■ Goal: Exclude the pictures, then repeat the remaining data exactly.

■ Records provided:

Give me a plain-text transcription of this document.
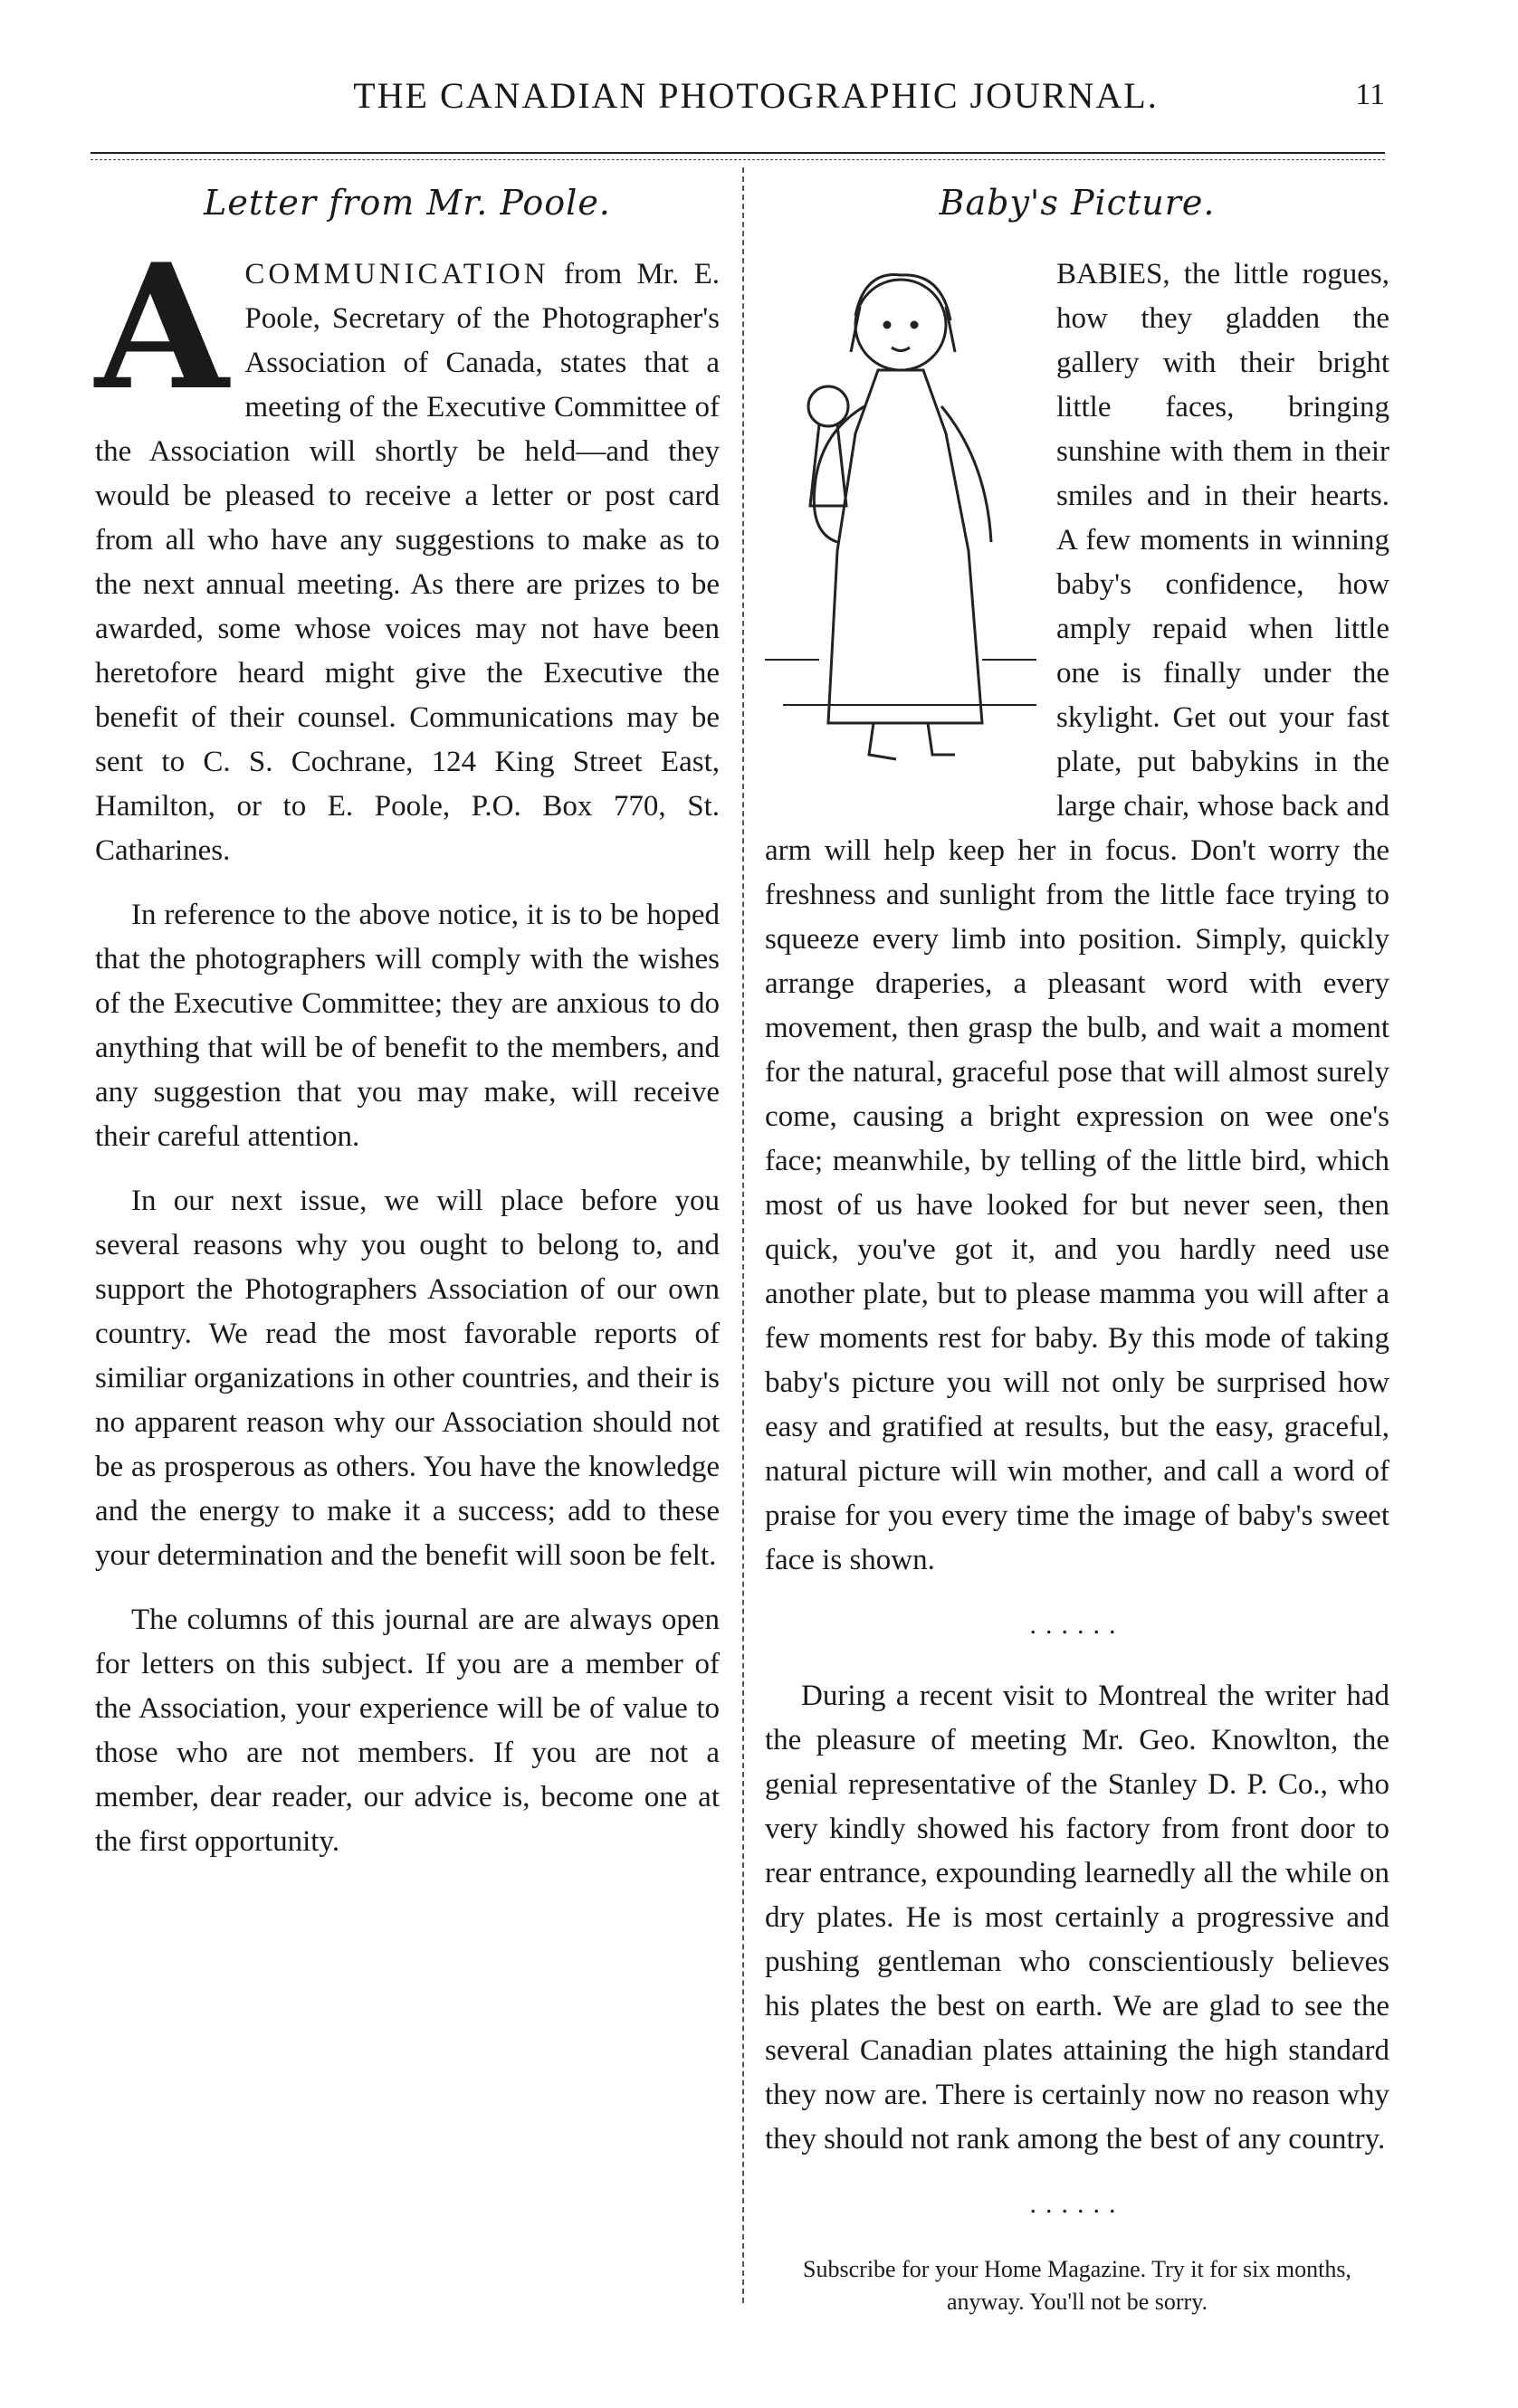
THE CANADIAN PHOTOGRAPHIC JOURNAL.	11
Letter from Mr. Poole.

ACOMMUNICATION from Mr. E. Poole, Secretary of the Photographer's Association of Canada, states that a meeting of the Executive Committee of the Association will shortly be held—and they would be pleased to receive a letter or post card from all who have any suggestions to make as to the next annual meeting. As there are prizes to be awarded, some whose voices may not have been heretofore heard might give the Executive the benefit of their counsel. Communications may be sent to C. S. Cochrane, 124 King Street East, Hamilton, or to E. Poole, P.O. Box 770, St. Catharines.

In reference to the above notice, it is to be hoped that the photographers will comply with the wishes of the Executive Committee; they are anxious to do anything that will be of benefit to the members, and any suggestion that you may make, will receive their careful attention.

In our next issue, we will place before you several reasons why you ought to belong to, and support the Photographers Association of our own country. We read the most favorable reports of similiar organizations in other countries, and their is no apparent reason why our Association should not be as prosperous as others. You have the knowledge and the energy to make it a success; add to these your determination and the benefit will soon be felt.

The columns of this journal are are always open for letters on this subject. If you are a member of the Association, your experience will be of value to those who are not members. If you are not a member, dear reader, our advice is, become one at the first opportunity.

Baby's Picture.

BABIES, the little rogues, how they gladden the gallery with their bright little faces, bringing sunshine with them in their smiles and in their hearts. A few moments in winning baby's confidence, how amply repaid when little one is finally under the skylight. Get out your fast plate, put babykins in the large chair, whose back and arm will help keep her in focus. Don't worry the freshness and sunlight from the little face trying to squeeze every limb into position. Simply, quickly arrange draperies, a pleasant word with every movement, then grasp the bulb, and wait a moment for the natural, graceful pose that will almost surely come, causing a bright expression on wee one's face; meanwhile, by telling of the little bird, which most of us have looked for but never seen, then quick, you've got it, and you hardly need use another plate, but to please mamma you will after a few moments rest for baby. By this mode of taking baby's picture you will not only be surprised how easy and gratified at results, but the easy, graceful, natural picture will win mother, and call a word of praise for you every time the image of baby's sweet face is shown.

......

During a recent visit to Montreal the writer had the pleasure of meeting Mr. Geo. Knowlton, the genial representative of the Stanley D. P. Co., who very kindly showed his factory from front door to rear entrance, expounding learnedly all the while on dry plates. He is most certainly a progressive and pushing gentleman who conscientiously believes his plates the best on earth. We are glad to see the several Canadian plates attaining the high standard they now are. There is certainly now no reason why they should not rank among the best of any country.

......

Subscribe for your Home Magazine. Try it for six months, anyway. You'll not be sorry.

■ Exercise result:
Give me a plain-text transcription of this document.
THE CANADIAN PHOTOGRAPHIC JOURNAL.	11
Letter from Mr. Poole.

ACOMMUNICATION from Mr. E. Poole, Secretary of the Photographer's Association of Canada, states that a meeting of the Executive Committee of the Association will shortly be held—and they would be pleased to receive a letter or post card from all who have any suggestions to make as to the next annual meeting. As there are prizes to be awarded, some whose voices may not have been heretofore heard might give the Executive the benefit of their counsel. Communications may be sent to C. S. Cochrane, 124 King Street East, Hamilton, or to E. Poole, P.O. Box 770, St. Catharines.

In reference to the above notice, it is to be hoped that the photographers will comply with the wishes of the Executive Committee; they are anxious to do anything that will be of benefit to the members, and any suggestion that you may make, will receive their careful attention.

In our next issue, we will place before you several reasons why you ought to belong to, and support the Photographers Association of our own country. We read the most favorable reports of similiar organizations in other countries, and their is no apparent reason why our Association should not be as prosperous as others. You have the knowledge and the energy to make it a success; add to these your determination and the benefit will soon be felt.

The columns of this journal are are always open for letters on this subject. If you are a member of the Association, your experience will be of value to those who are not members. If you are not a member, dear reader, our advice is, become one at the first opportunity.

Baby's Picture.

BABIES, the little rogues, how they gladden the gallery with their bright little faces, bringing sunshine with them in their smiles and in their hearts. A few moments in winning baby's confidence, how amply repaid when little one is finally under the skylight. Get out your fast plate, put babykins in the large chair, whose back and arm will help keep her in focus. Don't worry the freshness and sunlight from the little face trying to squeeze every limb into position. Simply, quickly arrange draperies, a pleasant word with every movement, then grasp the bulb, and wait a moment for the natural, graceful pose that will almost surely come, causing a bright expression on wee one's face; meanwhile, by telling of the little bird, which most of us have looked for but never seen, then quick, you've got it, and you hardly need use another plate, but to please mamma you will after a few moments rest for baby. By this mode of taking baby's picture you will not only be surprised how easy and gratified at results, but the easy, graceful, natural picture will win mother, and call a word of praise for you every time the image of baby's sweet face is shown.

......

During a recent visit to Montreal the writer had the pleasure of meeting Mr. Geo. Knowlton, the genial representative of the Stanley D. P. Co., who very kindly showed his factory from front door to rear entrance, expounding learnedly all the while on dry plates. He is most certainly a progressive and pushing gentleman who conscientiously believes his plates the best on earth. We are glad to see the several Canadian plates attaining the high standard they now are. There is certainly now no reason why they should not rank among the best of any country.

......

Subscribe for your Home Magazine. Try it for six months, anyway. You'll not be sorry.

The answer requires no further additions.